SHORT PROBLEM
Find the string "Point" in the listing and report every line that has it.

(Extracted data entries)
● ● ● ●

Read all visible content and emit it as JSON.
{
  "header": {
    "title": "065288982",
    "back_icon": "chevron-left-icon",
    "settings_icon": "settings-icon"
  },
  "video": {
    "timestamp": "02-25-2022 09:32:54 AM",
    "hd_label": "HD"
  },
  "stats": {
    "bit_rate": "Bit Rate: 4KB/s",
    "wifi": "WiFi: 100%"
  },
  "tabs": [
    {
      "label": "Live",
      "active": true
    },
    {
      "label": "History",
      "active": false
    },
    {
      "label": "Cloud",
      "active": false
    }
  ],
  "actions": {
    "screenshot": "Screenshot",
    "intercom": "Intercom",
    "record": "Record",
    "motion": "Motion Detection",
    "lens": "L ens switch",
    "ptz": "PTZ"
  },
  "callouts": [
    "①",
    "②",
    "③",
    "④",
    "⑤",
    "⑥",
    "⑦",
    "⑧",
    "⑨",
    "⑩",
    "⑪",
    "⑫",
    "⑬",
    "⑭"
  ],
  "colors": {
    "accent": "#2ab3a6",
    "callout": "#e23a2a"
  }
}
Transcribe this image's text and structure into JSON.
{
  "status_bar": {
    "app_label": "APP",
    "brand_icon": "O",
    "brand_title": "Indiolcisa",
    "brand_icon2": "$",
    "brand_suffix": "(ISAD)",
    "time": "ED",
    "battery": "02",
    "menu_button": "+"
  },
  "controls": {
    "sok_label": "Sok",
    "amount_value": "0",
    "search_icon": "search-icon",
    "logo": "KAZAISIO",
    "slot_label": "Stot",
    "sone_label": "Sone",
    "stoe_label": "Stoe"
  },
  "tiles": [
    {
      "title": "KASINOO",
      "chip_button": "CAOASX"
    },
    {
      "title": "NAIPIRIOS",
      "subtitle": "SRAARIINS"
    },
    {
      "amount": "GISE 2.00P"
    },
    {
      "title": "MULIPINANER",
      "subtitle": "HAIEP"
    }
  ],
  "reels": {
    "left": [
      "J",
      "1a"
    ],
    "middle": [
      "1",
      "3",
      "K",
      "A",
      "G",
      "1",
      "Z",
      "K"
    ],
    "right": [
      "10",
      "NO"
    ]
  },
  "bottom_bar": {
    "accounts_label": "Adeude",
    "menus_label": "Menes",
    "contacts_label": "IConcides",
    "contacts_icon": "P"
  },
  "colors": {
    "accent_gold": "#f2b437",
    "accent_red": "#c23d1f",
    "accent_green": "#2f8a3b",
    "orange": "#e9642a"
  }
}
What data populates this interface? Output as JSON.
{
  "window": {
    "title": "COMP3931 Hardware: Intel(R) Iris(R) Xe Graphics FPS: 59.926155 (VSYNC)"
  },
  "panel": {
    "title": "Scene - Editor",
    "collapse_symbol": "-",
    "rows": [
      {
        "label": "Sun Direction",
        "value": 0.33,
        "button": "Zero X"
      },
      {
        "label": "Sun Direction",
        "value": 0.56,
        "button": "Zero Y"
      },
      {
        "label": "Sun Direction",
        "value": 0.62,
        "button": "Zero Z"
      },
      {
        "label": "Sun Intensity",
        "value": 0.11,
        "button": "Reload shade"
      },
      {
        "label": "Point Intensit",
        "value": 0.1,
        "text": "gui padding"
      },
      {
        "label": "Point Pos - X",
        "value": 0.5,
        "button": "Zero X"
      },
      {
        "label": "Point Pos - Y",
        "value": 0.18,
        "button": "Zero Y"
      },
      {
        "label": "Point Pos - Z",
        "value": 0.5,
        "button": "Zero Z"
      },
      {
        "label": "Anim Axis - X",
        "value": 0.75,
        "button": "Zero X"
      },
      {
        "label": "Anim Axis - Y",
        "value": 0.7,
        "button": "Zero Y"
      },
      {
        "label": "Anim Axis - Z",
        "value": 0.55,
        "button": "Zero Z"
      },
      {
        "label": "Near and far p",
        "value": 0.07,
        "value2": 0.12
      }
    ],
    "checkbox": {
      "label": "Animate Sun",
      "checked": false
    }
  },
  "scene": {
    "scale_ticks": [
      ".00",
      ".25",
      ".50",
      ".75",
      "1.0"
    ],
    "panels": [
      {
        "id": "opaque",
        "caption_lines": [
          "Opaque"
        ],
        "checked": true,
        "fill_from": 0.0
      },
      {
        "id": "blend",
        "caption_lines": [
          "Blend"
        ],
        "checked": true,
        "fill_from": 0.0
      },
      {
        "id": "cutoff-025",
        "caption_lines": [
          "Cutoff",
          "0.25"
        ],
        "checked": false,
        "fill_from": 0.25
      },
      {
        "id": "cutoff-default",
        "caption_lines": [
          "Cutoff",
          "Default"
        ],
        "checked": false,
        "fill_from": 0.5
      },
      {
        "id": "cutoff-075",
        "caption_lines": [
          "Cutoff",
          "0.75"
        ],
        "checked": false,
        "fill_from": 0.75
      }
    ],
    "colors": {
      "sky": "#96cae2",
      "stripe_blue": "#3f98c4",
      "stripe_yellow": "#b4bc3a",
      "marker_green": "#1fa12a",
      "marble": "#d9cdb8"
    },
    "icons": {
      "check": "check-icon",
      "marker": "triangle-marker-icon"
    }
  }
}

● ● ● ●

WRITTEN REPLY
        "label": "Point Intensit",
        "label": "Point Pos - X",
        "label": "Point Pos - Y",
        "label": "Point Pos - Z",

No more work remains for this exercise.